§ WHAT THE TASK ASKS
Copy every line of the listing that holds the string "Center".

§ Figure record listings
:::

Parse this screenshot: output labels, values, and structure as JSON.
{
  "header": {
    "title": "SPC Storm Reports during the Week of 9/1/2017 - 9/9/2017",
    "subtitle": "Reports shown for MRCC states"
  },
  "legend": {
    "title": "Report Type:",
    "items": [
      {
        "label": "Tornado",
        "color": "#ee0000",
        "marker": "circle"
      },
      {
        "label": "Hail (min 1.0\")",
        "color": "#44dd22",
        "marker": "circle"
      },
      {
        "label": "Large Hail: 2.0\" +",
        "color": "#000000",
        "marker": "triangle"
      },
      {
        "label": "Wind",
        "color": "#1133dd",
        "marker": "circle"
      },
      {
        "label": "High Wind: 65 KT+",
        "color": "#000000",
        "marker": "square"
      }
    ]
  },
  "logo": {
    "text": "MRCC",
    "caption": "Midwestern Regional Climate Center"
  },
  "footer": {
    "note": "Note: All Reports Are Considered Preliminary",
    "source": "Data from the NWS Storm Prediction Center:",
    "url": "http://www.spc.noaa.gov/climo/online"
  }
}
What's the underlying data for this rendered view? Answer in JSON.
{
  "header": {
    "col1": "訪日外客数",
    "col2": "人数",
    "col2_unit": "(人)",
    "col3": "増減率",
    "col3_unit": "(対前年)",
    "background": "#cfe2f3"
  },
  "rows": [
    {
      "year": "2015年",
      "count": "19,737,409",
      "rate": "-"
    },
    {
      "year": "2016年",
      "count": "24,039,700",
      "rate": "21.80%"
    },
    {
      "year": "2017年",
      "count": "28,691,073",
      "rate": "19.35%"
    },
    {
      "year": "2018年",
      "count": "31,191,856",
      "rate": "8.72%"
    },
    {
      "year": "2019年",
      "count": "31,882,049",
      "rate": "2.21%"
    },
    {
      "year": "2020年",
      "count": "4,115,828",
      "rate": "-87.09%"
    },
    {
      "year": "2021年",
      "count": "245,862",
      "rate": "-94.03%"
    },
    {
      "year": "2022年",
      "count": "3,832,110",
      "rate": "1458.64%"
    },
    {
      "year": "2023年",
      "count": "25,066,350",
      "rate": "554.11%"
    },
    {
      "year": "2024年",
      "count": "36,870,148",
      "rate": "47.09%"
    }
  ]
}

:::

§ OUTPUT
    "caption": "Midwestern Regional Climate Center"
    "source": "Data from the NWS Storm Prediction Center:",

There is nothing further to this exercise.